Problem to solve: Filter the listing and keep only the lines with the word "color".

Data for processing:
════

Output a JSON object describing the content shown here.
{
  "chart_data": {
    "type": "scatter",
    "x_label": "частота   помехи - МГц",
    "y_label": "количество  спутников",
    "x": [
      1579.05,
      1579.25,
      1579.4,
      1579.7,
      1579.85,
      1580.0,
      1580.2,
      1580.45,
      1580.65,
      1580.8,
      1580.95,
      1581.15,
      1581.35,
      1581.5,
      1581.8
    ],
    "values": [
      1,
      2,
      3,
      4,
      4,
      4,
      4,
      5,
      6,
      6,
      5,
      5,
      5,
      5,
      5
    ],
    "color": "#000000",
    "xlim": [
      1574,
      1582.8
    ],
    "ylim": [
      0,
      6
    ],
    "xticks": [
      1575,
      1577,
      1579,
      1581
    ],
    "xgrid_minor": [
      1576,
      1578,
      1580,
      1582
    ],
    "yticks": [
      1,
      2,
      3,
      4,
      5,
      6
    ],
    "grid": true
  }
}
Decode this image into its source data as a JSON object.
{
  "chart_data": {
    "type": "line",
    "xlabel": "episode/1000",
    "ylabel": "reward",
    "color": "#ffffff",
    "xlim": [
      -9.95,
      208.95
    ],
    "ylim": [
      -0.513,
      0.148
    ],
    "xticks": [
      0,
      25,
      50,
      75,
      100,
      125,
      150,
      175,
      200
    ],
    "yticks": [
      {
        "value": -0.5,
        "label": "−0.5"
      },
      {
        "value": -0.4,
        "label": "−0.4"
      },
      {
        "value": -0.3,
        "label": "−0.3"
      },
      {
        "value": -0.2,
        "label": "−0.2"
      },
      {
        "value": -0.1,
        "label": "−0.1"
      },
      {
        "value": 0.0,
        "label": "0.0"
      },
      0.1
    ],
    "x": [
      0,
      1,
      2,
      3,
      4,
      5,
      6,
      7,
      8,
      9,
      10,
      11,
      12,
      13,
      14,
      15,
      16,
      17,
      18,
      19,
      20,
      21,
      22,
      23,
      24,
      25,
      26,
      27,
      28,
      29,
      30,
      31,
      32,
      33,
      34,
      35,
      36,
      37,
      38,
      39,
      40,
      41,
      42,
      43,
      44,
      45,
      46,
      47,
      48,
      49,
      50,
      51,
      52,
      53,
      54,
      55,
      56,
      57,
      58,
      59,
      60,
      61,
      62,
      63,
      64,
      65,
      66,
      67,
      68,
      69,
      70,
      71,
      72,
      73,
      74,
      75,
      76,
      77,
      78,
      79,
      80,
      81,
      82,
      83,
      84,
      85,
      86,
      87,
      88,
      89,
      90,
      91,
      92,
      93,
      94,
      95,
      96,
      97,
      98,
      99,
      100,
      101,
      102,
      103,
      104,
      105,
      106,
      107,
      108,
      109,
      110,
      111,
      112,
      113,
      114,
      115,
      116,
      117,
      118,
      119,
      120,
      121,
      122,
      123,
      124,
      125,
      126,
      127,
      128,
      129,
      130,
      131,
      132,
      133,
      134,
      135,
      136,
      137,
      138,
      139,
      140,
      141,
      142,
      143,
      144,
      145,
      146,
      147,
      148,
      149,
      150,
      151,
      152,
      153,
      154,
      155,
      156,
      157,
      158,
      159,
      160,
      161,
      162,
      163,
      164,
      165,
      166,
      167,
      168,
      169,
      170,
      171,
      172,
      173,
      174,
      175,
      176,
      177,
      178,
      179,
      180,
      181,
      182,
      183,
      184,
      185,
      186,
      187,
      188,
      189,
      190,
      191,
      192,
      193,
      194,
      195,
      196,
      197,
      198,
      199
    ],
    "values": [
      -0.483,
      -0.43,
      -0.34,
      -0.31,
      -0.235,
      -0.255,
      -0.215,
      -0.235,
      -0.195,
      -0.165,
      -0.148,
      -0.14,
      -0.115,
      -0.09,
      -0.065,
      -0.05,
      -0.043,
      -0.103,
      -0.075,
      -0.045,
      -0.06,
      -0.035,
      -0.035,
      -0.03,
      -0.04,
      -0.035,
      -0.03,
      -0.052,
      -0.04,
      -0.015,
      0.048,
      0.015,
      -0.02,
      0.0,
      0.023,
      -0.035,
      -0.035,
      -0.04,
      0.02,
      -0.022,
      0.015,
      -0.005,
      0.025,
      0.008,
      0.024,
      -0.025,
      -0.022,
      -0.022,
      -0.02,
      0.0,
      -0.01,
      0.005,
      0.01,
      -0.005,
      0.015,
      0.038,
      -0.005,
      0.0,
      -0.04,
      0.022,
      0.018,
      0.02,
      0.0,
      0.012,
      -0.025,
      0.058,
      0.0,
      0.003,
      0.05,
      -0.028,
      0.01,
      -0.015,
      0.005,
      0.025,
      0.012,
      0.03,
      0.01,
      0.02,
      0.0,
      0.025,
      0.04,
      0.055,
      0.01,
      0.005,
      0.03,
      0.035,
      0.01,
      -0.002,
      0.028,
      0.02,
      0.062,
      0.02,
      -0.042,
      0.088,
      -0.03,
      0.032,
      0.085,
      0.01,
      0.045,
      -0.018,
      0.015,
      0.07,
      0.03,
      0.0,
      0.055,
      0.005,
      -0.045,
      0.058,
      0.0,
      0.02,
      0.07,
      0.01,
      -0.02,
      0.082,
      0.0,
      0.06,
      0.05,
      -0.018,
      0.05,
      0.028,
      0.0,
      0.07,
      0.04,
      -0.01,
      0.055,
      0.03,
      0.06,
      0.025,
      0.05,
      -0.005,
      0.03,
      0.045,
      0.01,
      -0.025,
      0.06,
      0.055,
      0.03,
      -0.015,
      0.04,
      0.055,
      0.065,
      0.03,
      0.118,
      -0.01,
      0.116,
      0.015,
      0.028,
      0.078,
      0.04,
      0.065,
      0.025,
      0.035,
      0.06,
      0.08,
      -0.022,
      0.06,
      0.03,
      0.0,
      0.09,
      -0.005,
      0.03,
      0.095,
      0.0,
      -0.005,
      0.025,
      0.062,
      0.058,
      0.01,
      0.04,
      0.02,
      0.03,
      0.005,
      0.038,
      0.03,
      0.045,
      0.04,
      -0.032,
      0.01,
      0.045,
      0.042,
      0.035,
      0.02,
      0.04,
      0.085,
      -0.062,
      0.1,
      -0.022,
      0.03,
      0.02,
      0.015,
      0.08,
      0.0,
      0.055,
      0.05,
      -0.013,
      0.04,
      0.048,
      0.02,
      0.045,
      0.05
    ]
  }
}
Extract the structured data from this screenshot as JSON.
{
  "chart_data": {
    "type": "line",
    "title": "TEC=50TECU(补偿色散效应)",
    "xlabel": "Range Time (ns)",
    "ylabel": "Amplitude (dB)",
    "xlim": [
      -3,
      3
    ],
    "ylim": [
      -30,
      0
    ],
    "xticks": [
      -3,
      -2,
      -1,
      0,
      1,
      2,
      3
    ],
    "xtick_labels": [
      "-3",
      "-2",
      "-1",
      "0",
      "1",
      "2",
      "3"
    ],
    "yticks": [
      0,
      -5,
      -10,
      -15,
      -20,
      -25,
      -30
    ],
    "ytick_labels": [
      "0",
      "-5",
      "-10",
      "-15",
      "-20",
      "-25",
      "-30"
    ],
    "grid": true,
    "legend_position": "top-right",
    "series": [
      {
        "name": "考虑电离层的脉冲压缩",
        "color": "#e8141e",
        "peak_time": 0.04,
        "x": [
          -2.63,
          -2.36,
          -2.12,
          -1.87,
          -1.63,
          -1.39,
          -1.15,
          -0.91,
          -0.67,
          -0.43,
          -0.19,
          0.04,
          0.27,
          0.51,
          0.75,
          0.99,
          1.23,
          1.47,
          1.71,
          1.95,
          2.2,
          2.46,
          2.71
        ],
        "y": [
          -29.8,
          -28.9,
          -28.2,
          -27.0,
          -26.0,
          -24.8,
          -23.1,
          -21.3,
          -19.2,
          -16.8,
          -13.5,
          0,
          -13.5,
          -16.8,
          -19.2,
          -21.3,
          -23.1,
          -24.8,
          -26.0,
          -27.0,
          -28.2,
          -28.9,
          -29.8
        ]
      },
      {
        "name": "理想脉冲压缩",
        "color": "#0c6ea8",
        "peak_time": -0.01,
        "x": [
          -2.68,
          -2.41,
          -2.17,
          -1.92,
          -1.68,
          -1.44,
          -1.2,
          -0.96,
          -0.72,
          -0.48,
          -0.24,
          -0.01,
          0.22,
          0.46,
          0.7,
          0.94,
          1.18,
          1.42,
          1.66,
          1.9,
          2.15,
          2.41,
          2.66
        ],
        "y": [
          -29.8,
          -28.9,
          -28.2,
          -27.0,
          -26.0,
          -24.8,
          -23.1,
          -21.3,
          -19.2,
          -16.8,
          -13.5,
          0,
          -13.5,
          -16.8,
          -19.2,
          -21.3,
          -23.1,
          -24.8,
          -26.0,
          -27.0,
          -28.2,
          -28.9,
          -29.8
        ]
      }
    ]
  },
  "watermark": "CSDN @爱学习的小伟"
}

════

Exercise solution:
    "color": "#000000",
    "color": "#ffffff",
        "color": "#e8141e",
        "color": "#0c6ea8",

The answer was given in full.